# WHAT IS ASKED:
The listing must be reproduced in full, exactly as it stands.

[Records from a data collection]
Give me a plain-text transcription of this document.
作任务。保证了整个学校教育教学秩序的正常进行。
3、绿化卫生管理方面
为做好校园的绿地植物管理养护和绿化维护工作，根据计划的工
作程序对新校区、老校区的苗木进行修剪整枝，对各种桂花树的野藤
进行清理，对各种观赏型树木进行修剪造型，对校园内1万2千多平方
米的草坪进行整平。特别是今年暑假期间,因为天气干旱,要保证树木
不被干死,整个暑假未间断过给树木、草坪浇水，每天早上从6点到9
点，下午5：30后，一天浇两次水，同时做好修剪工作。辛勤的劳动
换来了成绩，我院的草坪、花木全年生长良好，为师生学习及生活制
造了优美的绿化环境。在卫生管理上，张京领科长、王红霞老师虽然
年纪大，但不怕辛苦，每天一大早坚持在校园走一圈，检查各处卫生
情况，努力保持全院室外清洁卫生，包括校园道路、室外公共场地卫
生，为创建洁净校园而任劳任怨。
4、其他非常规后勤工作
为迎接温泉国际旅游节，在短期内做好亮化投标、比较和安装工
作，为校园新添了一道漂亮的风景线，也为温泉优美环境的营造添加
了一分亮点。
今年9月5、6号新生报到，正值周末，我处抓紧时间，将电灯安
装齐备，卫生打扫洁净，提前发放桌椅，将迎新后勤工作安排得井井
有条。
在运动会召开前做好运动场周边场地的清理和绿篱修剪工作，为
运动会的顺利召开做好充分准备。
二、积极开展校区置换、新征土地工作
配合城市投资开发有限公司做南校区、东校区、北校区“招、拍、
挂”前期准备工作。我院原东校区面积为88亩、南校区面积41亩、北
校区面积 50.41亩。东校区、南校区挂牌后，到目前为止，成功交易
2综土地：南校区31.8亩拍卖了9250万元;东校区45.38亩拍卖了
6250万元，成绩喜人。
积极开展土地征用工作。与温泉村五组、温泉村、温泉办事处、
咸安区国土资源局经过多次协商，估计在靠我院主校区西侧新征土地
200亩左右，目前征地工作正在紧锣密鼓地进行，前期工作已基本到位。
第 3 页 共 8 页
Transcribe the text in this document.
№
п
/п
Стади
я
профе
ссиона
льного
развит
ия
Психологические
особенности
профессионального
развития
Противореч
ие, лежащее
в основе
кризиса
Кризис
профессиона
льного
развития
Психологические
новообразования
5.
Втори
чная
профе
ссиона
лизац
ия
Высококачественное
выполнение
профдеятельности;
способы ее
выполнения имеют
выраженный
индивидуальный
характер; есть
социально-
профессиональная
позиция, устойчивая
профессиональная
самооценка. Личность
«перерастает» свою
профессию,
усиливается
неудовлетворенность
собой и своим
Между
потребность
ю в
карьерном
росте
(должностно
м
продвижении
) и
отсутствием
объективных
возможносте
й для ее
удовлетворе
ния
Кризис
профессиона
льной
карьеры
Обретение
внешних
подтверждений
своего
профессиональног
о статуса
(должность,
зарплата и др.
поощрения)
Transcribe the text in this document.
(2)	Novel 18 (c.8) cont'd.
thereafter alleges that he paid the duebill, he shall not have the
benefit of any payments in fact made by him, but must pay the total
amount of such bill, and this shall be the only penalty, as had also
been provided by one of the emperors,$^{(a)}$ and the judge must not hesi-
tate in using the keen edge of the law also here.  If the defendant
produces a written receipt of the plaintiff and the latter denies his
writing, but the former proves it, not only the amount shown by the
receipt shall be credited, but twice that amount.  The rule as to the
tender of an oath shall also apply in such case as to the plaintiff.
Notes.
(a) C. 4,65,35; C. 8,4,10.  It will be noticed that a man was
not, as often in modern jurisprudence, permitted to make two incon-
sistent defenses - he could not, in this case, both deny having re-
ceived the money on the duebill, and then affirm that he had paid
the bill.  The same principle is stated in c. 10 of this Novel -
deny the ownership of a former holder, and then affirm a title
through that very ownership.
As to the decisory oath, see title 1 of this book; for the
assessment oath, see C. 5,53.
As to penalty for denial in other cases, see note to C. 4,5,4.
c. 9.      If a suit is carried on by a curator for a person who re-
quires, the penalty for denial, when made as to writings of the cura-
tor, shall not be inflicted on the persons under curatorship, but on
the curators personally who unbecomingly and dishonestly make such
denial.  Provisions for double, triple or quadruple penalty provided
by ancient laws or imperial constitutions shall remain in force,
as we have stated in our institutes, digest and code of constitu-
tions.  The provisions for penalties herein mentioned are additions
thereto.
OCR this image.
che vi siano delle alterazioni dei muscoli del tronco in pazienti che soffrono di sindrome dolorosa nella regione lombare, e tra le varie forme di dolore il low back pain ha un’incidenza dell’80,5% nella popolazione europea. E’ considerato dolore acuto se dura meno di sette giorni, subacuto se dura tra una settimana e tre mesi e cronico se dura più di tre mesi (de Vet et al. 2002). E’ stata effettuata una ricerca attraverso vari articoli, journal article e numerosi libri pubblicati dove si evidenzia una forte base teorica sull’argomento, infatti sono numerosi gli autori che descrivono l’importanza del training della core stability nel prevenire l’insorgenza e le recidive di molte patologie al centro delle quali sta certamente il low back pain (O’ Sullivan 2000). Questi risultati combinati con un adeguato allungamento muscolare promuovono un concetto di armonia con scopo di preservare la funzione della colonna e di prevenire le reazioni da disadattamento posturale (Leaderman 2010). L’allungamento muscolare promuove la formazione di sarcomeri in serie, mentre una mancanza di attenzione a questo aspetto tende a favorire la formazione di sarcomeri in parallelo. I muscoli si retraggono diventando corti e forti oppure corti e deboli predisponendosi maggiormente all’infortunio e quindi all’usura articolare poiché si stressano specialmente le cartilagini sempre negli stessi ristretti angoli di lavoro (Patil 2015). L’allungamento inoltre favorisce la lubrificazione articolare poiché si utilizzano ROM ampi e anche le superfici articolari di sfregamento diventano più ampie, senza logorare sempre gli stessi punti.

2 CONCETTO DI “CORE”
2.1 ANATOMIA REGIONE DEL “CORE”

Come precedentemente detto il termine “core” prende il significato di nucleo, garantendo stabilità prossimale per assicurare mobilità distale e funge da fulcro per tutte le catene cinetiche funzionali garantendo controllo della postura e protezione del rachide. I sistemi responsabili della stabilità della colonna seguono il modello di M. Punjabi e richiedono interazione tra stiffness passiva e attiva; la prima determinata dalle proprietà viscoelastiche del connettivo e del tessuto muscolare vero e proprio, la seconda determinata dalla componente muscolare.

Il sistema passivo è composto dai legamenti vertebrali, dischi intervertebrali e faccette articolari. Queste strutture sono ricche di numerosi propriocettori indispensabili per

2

# SOLUTION TO THE EXERCISE:
Give me a plain-text transcription of this document.
作任务。保证了整个学校教育教学秩序的正常进行。
3、绿化卫生管理方面
为做好校园的绿地植物管理养护和绿化维护工作，根据计划的工
作程序对新校区、老校区的苗木进行修剪整枝，对各种桂花树的野藤
进行清理，对各种观赏型树木进行修剪造型，对校园内1万2千多平方
米的草坪进行整平。特别是今年暑假期间,因为天气干旱,要保证树木
不被干死,整个暑假未间断过给树木、草坪浇水，每天早上从6点到9
点，下午5：30后，一天浇两次水，同时做好修剪工作。辛勤的劳动
换来了成绩，我院的草坪、花木全年生长良好，为师生学习及生活制
造了优美的绿化环境。在卫生管理上，张京领科长、王红霞老师虽然
年纪大，但不怕辛苦，每天一大早坚持在校园走一圈，检查各处卫生
情况，努力保持全院室外清洁卫生，包括校园道路、室外公共场地卫
生，为创建洁净校园而任劳任怨。
4、其他非常规后勤工作
为迎接温泉国际旅游节，在短期内做好亮化投标、比较和安装工
作，为校园新添了一道漂亮的风景线，也为温泉优美环境的营造添加
了一分亮点。
今年9月5、6号新生报到，正值周末，我处抓紧时间，将电灯安
装齐备，卫生打扫洁净，提前发放桌椅，将迎新后勤工作安排得井井
有条。
在运动会召开前做好运动场周边场地的清理和绿篱修剪工作，为
运动会的顺利召开做好充分准备。
二、积极开展校区置换、新征土地工作
配合城市投资开发有限公司做南校区、东校区、北校区“招、拍、
挂”前期准备工作。我院原东校区面积为88亩、南校区面积41亩、北
校区面积 50.41亩。东校区、南校区挂牌后，到目前为止，成功交易
2综土地：南校区31.8亩拍卖了9250万元;东校区45.38亩拍卖了
6250万元，成绩喜人。
积极开展土地征用工作。与温泉村五组、温泉村、温泉办事处、
咸安区国土资源局经过多次协商，估计在靠我院主校区西侧新征土地
200亩左右，目前征地工作正在紧锣密鼓地进行，前期工作已基本到位。
第 3 页 共 8 页
Transcribe the text in this document.
№
п
/п
Стади
я
профе
ссиона
льного
развит
ия
Психологические
особенности
профессионального
развития
Противореч
ие, лежащее
в основе
кризиса
Кризис
профессиона
льного
развития
Психологические
новообразования
5.
Втори
чная
профе
ссиона
лизац
ия
Высококачественное
выполнение
профдеятельности;
способы ее
выполнения имеют
выраженный
индивидуальный
характер; есть
социально-
профессиональная
позиция, устойчивая
профессиональная
самооценка. Личность
«перерастает» свою
профессию,
усиливается
неудовлетворенность
собой и своим
Между
потребность
ю в
карьерном
росте
(должностно
м
продвижении
) и
отсутствием
объективных
возможносте
й для ее
удовлетворе
ния
Кризис
профессиона
льной
карьеры
Обретение
внешних
подтверждений
своего
профессиональног
о статуса
(должность,
зарплата и др.
поощрения)
Transcribe the text in this document.
(2)	Novel 18 (c.8) cont'd.
thereafter alleges that he paid the duebill, he shall not have the
benefit of any payments in fact made by him, but must pay the total
amount of such bill, and this shall be the only penalty, as had also
been provided by one of the emperors,$^{(a)}$ and the judge must not hesi-
tate in using the keen edge of the law also here.  If the defendant
produces a written receipt of the plaintiff and the latter denies his
writing, but the former proves it, not only the amount shown by the
receipt shall be credited, but twice that amount.  The rule as to the
tender of an oath shall also apply in such case as to the plaintiff.
Notes.
(a) C. 4,65,35; C. 8,4,10.  It will be noticed that a man was
not, as often in modern jurisprudence, permitted to make two incon-
sistent defenses - he could not, in this case, both deny having re-
ceived the money on the duebill, and then affirm that he had paid
the bill.  The same principle is stated in c. 10 of this Novel -
deny the ownership of a former holder, and then affirm a title
through that very ownership.
As to the decisory oath, see title 1 of this book; for the
assessment oath, see C. 5,53.
As to penalty for denial in other cases, see note to C. 4,5,4.
c. 9.      If a suit is carried on by a curator for a person who re-
quires, the penalty for denial, when made as to writings of the cura-
tor, shall not be inflicted on the persons under curatorship, but on
the curators personally who unbecomingly and dishonestly make such
denial.  Provisions for double, triple or quadruple penalty provided
by ancient laws or imperial constitutions shall remain in force,
as we have stated in our institutes, digest and code of constitu-
tions.  The provisions for penalties herein mentioned are additions
thereto.
OCR this image.
che vi siano delle alterazioni dei muscoli del tronco in pazienti che soffrono di sindrome dolorosa nella regione lombare, e tra le varie forme di dolore il low back pain ha un’incidenza dell’80,5% nella popolazione europea. E’ considerato dolore acuto se dura meno di sette giorni, subacuto se dura tra una settimana e tre mesi e cronico se dura più di tre mesi (de Vet et al. 2002). E’ stata effettuata una ricerca attraverso vari articoli, journal article e numerosi libri pubblicati dove si evidenzia una forte base teorica sull’argomento, infatti sono numerosi gli autori che descrivono l’importanza del training della core stability nel prevenire l’insorgenza e le recidive di molte patologie al centro delle quali sta certamente il low back pain (O’ Sullivan 2000). Questi risultati combinati con un adeguato allungamento muscolare promuovono un concetto di armonia con scopo di preservare la funzione della colonna e di prevenire le reazioni da disadattamento posturale (Leaderman 2010). L’allungamento muscolare promuove la formazione di sarcomeri in serie, mentre una mancanza di attenzione a questo aspetto tende a favorire la formazione di sarcomeri in parallelo. I muscoli si retraggono diventando corti e forti oppure corti e deboli predisponendosi maggiormente all’infortunio e quindi all’usura articolare poiché si stressano specialmente le cartilagini sempre negli stessi ristretti angoli di lavoro (Patil 2015). L’allungamento inoltre favorisce la lubrificazione articolare poiché si utilizzano ROM ampi e anche le superfici articolari di sfregamento diventano più ampie, senza logorare sempre gli stessi punti.

2 CONCETTO DI “CORE”
2.1 ANATOMIA REGIONE DEL “CORE”

Come precedentemente detto il termine “core” prende il significato di nucleo, garantendo stabilità prossimale per assicurare mobilità distale e funge da fulcro per tutte le catene cinetiche funzionali garantendo controllo della postura e protezione del rachide. I sistemi responsabili della stabilità della colonna seguono il modello di M. Punjabi e richiedono interazione tra stiffness passiva e attiva; la prima determinata dalle proprietà viscoelastiche del connettivo e del tessuto muscolare vero e proprio, la seconda determinata dalla componente muscolare.

Il sistema passivo è composto dai legamenti vertebrali, dischi intervertebrali e faccette articolari. Queste strutture sono ricche di numerosi propriocettori indispensabili per

2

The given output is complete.